**** Input material
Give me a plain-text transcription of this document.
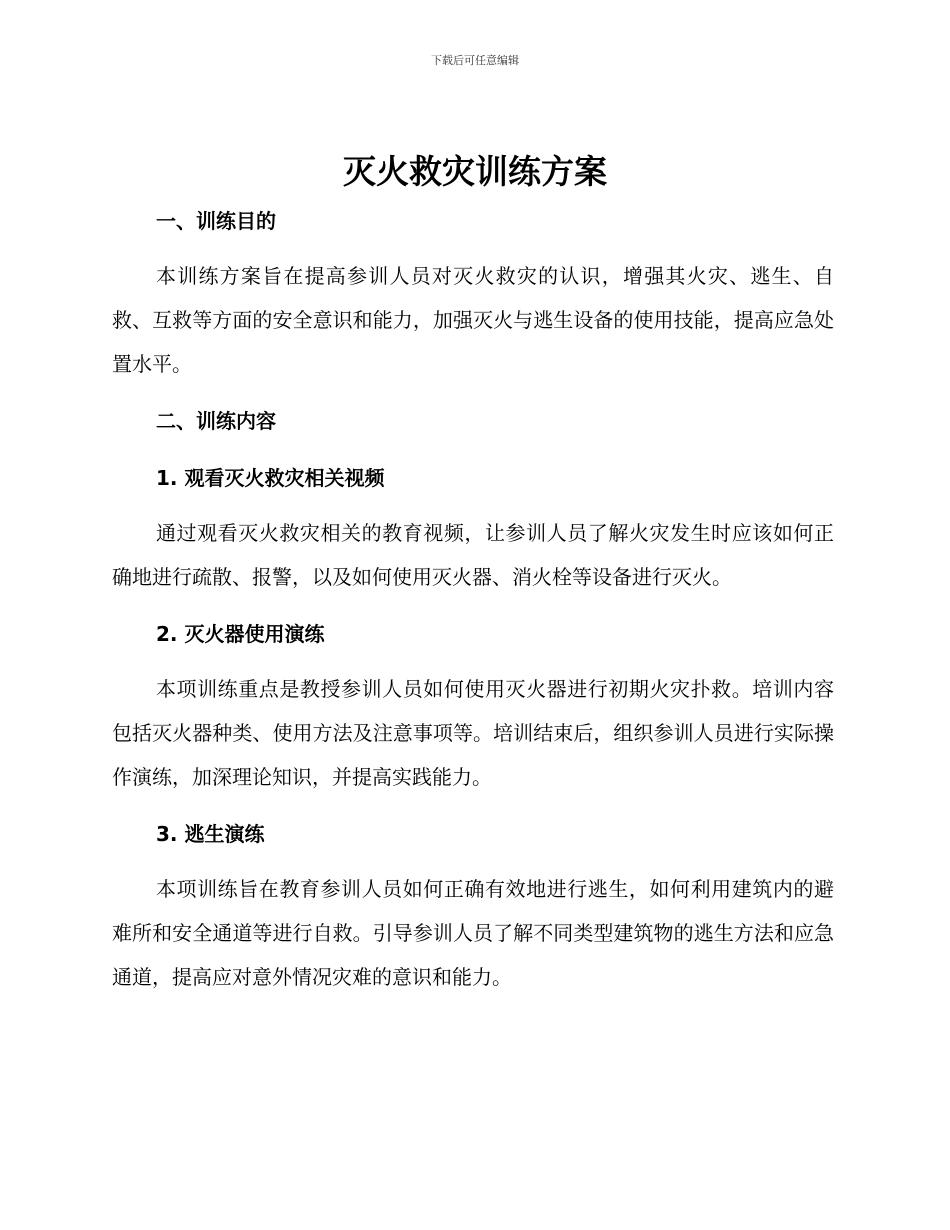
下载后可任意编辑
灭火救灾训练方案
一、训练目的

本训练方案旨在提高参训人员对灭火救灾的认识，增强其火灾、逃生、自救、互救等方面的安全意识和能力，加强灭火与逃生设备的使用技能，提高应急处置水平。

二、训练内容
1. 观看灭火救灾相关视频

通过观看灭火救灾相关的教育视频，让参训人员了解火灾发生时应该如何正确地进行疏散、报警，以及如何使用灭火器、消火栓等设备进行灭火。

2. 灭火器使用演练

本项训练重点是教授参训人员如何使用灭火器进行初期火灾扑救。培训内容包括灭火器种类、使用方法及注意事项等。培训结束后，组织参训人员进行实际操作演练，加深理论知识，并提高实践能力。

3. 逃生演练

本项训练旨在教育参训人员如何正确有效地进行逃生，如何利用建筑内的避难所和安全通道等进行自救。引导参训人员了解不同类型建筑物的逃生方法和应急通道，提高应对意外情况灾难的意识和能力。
********
• _Description of the task_: With the pictures left out, transcribe the material exactly.

• _Complete output_:
Give me a plain-text transcription of this document.
下载后可任意编辑
灭火救灾训练方案
一、训练目的

本训练方案旨在提高参训人员对灭火救灾的认识，增强其火灾、逃生、自救、互救等方面的安全意识和能力，加强灭火与逃生设备的使用技能，提高应急处置水平。

二、训练内容
1. 观看灭火救灾相关视频

通过观看灭火救灾相关的教育视频，让参训人员了解火灾发生时应该如何正确地进行疏散、报警，以及如何使用灭火器、消火栓等设备进行灭火。

2. 灭火器使用演练

本项训练重点是教授参训人员如何使用灭火器进行初期火灾扑救。培训内容包括灭火器种类、使用方法及注意事项等。培训结束后，组织参训人员进行实际操作演练，加深理论知识，并提高实践能力。

3. 逃生演练

本项训练旨在教育参训人员如何正确有效地进行逃生，如何利用建筑内的避难所和安全通道等进行自救。引导参训人员了解不同类型建筑物的逃生方法和应急通道，提高应对意外情况灾难的意识和能力。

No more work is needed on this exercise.